» Task brief
Show only lines that include "JSON".

-- start --

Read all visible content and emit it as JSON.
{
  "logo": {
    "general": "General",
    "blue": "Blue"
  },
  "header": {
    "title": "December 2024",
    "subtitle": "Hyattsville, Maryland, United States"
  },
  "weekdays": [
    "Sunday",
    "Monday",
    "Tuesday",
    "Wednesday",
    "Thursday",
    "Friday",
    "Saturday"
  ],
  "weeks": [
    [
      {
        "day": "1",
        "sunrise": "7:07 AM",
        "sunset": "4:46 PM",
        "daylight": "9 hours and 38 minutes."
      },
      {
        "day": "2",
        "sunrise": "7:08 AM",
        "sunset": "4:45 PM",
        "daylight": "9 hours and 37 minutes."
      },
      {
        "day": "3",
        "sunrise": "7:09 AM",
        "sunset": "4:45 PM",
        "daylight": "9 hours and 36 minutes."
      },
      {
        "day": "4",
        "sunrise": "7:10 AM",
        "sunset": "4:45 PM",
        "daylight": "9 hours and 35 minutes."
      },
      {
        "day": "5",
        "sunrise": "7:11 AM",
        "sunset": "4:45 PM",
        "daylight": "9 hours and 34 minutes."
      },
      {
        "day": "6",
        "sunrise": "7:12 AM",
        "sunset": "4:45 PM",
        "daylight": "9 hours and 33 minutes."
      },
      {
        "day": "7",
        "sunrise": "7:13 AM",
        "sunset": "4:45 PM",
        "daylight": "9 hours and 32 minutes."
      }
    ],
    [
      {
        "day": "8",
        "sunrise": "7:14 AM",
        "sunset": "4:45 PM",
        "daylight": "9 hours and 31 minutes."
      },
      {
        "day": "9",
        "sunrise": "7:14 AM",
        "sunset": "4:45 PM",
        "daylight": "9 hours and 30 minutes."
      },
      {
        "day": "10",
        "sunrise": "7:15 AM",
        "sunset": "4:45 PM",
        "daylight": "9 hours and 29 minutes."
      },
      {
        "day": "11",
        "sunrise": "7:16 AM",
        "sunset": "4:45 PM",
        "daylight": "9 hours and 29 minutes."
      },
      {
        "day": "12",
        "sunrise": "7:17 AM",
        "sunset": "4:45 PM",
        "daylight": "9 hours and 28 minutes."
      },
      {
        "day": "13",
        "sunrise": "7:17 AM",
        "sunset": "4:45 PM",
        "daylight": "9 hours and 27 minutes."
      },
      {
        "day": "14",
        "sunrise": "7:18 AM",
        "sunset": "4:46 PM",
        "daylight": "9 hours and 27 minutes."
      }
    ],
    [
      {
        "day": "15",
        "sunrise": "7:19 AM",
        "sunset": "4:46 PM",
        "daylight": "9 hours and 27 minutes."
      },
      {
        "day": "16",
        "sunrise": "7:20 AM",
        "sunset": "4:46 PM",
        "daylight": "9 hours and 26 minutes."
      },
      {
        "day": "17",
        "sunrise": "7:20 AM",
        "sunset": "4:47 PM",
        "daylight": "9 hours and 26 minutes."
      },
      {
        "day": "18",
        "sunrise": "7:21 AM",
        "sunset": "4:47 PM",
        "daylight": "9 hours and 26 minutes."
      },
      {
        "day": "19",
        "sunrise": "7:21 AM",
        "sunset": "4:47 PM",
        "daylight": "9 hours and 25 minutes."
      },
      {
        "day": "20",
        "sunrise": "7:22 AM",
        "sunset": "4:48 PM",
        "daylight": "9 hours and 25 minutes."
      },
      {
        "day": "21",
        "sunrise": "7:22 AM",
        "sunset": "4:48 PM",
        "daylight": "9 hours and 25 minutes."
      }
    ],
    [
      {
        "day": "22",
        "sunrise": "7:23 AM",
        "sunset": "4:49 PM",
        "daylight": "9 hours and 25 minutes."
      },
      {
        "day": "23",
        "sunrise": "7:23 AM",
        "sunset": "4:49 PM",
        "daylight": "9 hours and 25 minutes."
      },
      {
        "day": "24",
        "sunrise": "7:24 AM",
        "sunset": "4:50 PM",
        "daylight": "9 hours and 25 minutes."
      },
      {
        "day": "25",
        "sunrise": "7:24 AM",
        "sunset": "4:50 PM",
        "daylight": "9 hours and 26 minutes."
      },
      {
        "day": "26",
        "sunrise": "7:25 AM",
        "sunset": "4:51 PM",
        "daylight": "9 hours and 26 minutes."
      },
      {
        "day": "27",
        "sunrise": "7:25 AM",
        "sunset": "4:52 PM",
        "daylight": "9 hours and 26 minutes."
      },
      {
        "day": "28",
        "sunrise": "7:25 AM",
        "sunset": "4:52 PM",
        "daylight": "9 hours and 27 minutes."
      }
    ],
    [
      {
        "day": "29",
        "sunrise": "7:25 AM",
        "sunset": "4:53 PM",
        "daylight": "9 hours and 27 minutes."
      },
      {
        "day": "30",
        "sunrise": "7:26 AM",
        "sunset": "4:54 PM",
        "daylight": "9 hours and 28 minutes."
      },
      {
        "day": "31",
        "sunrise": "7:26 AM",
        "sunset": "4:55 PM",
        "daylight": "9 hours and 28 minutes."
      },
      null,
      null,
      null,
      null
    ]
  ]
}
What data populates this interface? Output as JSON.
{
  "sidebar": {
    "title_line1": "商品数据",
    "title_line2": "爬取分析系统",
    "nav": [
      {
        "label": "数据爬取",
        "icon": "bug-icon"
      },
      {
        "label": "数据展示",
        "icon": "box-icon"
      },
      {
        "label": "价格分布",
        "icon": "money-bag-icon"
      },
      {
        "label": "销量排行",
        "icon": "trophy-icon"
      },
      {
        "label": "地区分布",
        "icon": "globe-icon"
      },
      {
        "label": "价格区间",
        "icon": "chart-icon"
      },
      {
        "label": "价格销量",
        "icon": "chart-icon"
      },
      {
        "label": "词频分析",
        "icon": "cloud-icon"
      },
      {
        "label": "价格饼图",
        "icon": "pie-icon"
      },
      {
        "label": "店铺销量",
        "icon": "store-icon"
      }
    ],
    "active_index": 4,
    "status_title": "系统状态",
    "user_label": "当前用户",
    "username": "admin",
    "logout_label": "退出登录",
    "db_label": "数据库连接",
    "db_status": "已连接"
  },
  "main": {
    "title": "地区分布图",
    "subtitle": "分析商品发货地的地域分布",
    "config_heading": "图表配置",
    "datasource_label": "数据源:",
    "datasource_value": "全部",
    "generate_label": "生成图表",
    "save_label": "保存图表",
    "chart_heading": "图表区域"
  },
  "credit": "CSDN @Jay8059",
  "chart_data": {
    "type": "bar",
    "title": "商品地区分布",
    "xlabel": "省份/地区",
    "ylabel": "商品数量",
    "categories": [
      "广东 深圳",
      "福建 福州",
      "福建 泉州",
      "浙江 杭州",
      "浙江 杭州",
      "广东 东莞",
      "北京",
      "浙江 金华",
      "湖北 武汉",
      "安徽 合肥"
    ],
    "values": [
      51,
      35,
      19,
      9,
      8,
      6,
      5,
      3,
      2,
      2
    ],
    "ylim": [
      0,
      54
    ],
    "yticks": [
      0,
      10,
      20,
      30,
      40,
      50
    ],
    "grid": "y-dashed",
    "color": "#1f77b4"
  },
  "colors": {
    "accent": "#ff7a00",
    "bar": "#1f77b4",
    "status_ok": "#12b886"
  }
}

-- end --

» Exercise response
Read all visible content and emit it as JSON.
What data populates this interface? Output as JSON.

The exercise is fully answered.